*Aim of the task*. Note each line that includes the word "电凝电切法". Copy those lines.

## START Dataset

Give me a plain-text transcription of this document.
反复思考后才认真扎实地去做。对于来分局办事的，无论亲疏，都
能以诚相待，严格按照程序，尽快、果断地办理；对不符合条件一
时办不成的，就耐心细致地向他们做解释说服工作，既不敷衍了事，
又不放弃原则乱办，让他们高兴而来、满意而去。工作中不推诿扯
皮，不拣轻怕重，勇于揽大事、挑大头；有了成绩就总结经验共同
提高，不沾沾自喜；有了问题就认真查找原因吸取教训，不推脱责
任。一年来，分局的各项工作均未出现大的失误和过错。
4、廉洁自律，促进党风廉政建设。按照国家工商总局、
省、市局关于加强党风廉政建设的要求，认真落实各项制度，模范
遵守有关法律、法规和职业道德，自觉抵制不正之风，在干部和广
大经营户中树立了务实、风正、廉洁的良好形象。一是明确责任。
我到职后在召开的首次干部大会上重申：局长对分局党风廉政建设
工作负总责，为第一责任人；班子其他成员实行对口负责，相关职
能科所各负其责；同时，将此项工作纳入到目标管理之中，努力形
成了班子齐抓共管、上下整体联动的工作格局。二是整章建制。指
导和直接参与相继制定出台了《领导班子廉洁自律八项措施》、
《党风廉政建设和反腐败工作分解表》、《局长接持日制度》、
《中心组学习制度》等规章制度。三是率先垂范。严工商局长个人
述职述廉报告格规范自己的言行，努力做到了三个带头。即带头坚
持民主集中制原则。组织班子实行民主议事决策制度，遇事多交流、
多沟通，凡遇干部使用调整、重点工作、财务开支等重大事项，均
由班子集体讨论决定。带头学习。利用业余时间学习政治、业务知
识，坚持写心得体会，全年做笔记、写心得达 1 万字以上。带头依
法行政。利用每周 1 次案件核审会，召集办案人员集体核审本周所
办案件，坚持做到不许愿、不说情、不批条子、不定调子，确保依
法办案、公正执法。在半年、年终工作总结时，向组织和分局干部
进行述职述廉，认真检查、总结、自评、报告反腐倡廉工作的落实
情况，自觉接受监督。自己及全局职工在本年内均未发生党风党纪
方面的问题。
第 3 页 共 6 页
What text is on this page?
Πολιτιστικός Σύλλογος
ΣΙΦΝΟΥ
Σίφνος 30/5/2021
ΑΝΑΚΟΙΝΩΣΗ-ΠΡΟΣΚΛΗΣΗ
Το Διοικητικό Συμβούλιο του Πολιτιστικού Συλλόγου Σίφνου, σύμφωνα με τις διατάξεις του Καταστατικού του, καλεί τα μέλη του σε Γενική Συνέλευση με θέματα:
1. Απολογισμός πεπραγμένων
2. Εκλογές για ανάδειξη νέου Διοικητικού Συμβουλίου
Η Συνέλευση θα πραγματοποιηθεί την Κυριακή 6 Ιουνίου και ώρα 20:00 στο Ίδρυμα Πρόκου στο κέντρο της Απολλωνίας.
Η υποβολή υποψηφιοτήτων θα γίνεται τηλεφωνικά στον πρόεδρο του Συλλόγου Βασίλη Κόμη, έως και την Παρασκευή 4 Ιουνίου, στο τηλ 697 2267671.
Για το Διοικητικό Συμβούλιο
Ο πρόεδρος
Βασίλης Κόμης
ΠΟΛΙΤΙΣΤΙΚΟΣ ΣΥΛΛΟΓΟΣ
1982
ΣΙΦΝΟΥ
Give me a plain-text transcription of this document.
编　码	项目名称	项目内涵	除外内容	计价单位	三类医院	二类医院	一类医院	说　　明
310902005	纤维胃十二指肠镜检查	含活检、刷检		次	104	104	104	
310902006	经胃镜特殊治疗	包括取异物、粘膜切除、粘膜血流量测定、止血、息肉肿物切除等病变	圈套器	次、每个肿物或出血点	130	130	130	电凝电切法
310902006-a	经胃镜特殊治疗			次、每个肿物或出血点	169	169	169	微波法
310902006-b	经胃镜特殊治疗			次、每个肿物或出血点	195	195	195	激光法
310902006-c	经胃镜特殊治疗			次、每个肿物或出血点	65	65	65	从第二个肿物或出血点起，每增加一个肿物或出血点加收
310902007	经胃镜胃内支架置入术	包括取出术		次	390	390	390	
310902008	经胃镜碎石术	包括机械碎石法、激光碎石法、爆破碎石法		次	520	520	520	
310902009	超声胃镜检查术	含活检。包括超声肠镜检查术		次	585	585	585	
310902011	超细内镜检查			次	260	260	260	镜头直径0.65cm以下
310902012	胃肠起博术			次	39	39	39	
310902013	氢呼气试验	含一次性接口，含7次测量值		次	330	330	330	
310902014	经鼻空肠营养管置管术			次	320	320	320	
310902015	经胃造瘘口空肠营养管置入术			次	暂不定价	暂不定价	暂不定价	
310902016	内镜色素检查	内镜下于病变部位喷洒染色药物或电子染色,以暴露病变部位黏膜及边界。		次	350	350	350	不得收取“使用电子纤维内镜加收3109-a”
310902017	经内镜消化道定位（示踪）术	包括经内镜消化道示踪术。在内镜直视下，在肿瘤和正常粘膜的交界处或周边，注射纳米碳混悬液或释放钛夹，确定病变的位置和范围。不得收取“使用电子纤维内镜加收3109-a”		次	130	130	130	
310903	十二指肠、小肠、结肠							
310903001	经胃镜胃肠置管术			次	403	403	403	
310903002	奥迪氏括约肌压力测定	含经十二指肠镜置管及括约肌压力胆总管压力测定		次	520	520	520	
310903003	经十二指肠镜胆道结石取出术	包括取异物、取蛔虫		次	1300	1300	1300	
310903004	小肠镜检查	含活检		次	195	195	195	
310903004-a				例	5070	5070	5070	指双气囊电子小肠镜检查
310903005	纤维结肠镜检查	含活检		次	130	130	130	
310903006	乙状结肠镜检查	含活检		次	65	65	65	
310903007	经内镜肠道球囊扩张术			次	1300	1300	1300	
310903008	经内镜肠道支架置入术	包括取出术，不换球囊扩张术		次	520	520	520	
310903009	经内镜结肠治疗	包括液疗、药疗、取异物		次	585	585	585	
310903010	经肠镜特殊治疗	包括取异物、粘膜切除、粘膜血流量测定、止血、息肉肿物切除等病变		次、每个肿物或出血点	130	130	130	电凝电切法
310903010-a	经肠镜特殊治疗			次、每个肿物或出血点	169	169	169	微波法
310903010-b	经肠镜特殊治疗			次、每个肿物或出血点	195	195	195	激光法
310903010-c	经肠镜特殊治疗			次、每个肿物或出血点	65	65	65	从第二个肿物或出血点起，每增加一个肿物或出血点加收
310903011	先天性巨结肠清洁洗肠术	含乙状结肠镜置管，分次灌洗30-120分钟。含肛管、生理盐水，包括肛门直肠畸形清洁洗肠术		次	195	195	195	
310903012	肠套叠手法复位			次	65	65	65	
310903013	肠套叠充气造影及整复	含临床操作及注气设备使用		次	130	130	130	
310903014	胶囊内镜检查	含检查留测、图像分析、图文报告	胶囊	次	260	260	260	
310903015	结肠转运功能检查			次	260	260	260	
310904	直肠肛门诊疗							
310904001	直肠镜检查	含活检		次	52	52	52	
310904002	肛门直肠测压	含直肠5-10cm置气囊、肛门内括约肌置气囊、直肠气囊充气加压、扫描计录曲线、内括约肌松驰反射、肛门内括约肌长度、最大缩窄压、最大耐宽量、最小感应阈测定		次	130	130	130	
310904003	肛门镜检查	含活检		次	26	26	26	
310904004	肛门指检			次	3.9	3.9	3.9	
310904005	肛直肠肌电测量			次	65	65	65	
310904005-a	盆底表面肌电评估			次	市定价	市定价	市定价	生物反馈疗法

## END Dataset

*Output below*.
310902006	经胃镜特殊治疗	包括取异物、粘膜切除、粘膜血流量测定、止血、息肉肿物切除等病变	圈套器	次、每个肿物或出血点	130	130	130	电凝电切法
310903010	经肠镜特殊治疗	包括取异物、粘膜切除、粘膜血流量测定、止血、息肉肿物切除等病变		次、每个肿物或出血点	130	130	130	电凝电切法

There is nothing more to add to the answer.